Data for processing.
★ ★ ★

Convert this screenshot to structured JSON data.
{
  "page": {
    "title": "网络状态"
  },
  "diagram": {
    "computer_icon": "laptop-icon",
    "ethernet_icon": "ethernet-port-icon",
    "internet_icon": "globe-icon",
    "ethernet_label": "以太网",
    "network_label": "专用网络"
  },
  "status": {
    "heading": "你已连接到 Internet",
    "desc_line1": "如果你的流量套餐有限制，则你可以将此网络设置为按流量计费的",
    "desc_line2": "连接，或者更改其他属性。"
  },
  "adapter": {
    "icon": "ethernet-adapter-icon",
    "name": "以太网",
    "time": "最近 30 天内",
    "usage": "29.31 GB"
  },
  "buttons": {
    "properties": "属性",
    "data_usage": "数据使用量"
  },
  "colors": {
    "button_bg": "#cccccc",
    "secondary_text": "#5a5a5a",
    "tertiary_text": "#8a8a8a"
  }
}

★ ★ ★

What you will do. Copy out each record exactly as given, omitting none.

Reply.
Convert this screenshot to structured JSON data.
{
  "page": {
    "title": "网络状态"
  },
  "diagram": {
    "computer_icon": "laptop-icon",
    "ethernet_icon": "ethernet-port-icon",
    "internet_icon": "globe-icon",
    "ethernet_label": "以太网",
    "network_label": "专用网络"
  },
  "status": {
    "heading": "你已连接到 Internet",
    "desc_line1": "如果你的流量套餐有限制，则你可以将此网络设置为按流量计费的",
    "desc_line2": "连接，或者更改其他属性。"
  },
  "adapter": {
    "icon": "ethernet-adapter-icon",
    "name": "以太网",
    "time": "最近 30 天内",
    "usage": "29.31 GB"
  },
  "buttons": {
    "properties": "属性",
    "data_usage": "数据使用量"
  },
  "colors": {
    "button_bg": "#cccccc",
    "secondary_text": "#5a5a5a",
    "tertiary_text": "#8a8a8a"
  }
}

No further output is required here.